start Extracted information

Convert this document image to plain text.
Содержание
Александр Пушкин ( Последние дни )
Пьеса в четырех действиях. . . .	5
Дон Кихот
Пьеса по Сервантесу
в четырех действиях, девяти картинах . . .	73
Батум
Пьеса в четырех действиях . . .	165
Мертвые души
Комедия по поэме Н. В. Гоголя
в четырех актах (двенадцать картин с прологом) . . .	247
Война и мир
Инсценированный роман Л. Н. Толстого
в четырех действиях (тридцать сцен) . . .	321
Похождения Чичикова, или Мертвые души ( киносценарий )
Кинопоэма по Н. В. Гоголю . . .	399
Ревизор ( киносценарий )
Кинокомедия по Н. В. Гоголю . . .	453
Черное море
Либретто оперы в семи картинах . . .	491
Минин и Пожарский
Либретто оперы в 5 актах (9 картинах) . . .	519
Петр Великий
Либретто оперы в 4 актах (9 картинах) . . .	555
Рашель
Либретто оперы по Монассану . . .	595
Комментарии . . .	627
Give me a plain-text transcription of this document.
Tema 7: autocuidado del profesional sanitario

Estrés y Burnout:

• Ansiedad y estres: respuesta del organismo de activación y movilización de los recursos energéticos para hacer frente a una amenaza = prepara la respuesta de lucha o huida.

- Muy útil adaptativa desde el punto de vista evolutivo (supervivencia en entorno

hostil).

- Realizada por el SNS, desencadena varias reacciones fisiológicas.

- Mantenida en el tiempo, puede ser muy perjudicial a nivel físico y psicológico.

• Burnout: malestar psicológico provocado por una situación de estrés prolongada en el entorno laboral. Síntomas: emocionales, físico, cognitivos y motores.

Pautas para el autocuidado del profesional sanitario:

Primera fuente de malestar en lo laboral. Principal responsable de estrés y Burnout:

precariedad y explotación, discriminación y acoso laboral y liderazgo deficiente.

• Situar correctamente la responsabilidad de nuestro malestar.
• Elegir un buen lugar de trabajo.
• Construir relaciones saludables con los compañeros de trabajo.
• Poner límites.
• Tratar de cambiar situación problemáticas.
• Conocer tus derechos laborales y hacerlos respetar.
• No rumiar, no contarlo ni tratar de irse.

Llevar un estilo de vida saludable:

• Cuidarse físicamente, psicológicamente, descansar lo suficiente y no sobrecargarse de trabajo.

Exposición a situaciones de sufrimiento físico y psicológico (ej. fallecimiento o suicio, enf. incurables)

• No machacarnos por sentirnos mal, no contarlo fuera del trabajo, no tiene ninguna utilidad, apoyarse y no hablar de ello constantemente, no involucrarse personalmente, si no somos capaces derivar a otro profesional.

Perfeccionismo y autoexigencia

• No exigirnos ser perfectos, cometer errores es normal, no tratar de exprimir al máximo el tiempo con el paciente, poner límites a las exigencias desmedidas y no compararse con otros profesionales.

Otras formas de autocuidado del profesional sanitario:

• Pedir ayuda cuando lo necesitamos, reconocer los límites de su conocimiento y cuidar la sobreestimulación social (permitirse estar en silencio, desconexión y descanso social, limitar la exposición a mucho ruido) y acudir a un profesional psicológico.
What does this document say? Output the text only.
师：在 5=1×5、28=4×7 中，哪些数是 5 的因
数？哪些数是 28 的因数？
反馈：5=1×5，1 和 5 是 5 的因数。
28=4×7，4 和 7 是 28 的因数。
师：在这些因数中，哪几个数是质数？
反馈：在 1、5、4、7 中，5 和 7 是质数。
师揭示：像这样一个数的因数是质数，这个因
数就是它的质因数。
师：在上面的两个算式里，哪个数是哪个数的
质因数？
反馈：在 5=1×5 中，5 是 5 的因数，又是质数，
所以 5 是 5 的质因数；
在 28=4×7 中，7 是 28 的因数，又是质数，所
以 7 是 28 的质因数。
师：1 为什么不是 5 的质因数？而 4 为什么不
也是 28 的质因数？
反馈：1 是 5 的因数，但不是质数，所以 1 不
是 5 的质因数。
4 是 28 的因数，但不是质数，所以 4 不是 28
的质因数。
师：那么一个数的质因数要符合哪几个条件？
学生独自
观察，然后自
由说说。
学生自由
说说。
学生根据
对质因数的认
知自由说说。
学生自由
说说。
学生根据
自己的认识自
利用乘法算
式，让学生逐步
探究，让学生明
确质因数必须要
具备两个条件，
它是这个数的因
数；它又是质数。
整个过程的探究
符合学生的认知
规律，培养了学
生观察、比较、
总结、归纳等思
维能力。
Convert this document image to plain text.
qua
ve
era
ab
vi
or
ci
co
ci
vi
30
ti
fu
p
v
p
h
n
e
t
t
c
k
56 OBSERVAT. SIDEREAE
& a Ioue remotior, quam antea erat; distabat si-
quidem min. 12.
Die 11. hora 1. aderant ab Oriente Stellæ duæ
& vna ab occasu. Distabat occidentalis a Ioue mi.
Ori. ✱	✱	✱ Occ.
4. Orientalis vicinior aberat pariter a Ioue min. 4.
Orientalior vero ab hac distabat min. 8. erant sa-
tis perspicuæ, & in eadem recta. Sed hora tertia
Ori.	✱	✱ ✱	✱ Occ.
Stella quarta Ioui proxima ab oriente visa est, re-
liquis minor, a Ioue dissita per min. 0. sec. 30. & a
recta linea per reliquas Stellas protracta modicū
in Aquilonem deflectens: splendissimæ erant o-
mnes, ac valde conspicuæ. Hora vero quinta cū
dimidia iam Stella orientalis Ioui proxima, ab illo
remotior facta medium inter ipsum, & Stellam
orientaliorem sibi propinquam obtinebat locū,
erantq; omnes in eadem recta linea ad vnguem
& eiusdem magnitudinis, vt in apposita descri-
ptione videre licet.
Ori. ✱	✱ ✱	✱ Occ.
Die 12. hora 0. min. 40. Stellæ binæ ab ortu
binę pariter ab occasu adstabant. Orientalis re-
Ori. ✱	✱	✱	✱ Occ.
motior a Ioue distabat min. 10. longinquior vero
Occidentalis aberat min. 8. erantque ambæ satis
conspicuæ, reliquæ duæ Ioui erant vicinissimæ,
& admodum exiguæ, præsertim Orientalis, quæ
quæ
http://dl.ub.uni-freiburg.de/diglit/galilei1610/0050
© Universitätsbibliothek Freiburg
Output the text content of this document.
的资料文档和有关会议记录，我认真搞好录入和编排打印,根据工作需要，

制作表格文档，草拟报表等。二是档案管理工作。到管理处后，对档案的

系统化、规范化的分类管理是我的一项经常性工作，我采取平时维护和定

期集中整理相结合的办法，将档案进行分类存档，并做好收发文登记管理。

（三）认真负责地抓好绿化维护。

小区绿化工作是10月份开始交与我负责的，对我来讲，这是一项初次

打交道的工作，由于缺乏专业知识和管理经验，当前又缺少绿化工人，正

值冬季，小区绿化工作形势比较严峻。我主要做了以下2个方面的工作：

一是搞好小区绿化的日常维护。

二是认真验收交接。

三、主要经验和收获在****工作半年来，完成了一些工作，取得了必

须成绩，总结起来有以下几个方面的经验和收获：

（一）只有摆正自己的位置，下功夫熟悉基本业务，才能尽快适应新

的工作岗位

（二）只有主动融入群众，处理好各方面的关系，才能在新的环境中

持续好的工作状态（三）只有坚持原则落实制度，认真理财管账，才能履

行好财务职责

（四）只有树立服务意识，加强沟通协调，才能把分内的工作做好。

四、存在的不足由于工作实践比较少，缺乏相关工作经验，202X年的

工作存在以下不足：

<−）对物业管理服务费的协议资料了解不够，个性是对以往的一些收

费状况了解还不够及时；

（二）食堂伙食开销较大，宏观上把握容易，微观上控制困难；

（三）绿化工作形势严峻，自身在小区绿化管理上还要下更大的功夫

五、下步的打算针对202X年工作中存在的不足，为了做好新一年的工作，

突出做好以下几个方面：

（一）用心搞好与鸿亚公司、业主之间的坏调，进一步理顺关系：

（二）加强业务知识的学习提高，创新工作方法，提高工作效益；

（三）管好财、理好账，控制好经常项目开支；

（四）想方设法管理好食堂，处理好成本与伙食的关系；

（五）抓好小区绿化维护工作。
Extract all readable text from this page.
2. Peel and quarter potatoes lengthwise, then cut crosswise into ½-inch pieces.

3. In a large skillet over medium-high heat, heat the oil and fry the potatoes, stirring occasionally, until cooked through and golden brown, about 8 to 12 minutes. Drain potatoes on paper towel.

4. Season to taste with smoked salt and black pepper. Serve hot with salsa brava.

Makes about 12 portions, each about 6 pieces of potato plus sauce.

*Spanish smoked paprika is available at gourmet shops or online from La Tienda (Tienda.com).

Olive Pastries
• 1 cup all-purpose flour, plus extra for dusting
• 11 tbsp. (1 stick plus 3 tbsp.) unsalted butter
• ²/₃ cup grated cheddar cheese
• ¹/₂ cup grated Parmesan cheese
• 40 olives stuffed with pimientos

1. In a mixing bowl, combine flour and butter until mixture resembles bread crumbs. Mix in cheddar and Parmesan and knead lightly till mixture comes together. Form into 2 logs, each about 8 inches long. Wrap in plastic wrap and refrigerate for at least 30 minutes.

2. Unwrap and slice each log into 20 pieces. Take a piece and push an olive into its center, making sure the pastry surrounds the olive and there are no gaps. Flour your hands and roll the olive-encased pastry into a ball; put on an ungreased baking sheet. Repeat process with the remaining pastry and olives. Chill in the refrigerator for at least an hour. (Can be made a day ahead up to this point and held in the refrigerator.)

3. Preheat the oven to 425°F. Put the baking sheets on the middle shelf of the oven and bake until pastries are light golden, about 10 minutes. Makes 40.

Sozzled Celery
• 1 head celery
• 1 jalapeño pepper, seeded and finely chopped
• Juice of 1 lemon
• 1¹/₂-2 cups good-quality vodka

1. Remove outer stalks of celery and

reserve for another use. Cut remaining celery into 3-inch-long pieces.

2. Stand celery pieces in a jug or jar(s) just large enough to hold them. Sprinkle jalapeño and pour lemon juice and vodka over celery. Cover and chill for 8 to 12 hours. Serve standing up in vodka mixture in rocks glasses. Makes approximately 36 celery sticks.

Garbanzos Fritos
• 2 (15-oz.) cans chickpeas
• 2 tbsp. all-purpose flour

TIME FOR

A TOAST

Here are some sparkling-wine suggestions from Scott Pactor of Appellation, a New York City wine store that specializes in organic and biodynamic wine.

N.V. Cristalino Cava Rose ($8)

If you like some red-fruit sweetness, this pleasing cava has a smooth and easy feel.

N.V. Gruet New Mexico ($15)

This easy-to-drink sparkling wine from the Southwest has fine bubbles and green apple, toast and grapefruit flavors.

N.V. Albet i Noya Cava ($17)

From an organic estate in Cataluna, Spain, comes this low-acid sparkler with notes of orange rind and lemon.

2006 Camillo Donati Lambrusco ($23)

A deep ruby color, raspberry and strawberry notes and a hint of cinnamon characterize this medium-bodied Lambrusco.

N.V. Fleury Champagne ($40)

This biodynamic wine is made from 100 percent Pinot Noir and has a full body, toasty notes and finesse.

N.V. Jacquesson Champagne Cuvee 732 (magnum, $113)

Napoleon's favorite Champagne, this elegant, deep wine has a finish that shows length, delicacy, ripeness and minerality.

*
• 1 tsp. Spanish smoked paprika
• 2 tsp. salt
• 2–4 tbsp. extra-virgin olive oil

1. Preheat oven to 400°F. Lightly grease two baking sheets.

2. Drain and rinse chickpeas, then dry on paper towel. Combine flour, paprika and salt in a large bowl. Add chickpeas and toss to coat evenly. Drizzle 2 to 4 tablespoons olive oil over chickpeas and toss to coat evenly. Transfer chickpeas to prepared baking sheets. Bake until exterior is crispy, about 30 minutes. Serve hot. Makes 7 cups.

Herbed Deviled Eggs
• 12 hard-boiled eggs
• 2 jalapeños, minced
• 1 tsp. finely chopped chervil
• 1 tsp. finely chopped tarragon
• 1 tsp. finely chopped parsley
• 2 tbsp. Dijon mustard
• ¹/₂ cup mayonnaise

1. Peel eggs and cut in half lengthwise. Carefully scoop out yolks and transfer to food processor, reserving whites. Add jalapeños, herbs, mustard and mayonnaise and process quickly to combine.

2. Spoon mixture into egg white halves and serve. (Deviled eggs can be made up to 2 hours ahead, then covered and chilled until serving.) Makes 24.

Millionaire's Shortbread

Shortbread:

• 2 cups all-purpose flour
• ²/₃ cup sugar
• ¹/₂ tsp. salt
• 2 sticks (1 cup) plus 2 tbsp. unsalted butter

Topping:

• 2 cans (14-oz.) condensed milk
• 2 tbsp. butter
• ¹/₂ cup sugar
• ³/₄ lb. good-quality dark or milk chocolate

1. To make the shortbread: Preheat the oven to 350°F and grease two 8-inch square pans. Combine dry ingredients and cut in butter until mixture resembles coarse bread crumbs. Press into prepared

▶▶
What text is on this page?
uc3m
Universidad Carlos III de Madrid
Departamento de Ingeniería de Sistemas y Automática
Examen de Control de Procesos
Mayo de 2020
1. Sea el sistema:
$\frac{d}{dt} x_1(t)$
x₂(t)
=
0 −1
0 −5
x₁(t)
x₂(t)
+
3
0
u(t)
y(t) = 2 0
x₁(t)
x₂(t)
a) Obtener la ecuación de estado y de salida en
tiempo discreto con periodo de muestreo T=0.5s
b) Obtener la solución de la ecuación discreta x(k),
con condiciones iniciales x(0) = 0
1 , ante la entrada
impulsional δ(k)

end Extracted information

Give only the number of lines in the entries above that hold the string "page".

2